Search the entries below. Return every line that has "stor" in it.

----

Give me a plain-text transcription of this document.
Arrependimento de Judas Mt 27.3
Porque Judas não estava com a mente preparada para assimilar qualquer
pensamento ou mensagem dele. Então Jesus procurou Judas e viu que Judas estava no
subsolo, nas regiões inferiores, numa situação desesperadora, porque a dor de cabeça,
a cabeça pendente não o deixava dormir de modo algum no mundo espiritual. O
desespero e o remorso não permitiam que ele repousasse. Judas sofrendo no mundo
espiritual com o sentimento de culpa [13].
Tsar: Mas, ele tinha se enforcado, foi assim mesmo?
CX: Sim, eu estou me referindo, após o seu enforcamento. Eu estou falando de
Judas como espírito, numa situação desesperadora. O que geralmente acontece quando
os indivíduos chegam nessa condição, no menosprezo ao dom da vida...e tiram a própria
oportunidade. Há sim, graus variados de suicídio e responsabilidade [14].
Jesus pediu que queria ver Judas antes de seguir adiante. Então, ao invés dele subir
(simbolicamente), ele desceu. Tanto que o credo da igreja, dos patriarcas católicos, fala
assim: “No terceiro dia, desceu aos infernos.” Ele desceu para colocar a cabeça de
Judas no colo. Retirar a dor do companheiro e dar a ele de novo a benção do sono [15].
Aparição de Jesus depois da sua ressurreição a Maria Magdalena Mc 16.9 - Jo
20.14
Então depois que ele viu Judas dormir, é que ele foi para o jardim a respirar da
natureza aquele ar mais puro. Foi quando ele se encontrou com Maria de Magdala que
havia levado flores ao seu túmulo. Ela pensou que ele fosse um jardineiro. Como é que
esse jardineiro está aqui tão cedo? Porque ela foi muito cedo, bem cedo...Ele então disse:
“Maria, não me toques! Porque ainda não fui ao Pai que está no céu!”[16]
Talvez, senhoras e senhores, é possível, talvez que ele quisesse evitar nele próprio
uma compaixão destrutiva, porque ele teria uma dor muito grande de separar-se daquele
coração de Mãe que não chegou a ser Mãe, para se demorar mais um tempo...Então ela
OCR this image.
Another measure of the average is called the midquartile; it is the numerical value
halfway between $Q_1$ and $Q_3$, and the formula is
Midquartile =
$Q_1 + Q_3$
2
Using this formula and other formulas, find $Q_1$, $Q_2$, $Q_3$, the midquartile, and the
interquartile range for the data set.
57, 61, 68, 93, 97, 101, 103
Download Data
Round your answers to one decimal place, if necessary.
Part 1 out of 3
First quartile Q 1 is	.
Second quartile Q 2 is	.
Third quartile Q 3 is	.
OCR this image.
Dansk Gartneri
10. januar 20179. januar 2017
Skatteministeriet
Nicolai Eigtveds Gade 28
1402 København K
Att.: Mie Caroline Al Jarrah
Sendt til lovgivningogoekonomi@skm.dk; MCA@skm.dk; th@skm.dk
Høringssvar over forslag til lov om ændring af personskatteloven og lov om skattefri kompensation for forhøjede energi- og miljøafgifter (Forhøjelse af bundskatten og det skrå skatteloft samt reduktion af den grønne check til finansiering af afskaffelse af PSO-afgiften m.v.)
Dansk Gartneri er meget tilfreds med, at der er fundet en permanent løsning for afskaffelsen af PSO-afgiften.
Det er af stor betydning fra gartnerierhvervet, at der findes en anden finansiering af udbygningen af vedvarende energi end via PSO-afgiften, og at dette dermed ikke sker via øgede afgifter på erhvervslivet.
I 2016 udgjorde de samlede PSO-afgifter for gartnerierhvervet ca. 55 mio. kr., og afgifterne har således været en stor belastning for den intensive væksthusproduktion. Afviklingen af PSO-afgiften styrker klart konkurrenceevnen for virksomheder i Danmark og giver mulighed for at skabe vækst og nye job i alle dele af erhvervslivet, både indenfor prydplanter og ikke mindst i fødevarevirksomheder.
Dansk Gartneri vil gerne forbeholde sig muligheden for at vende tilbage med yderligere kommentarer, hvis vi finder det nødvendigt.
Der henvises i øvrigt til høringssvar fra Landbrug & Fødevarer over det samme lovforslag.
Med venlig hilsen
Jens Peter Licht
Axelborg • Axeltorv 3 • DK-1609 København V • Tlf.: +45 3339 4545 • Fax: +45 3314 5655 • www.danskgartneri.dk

----

Exercise result =>
Det er af stor betydning fra gartnerierhvervet, at der findes en anden finansiering af udbygningen af vedvarende energi end via PSO-afgiften, og at dette dermed ikke sker via øgede afgifter på erhvervslivet.
I 2016 udgjorde de samlede PSO-afgifter for gartnerierhvervet ca. 55 mio. kr., og afgifterne har således været en stor belastning for den intensive væksthusproduktion. Afviklingen af PSO-afgiften styrker klart konkurrenceevnen for virksomheder i Danmark og giver mulighed for at skabe vækst og nye job i alle dele af erhvervslivet, både indenfor prydplanter og ikke mindst i fødevarevirksomheder.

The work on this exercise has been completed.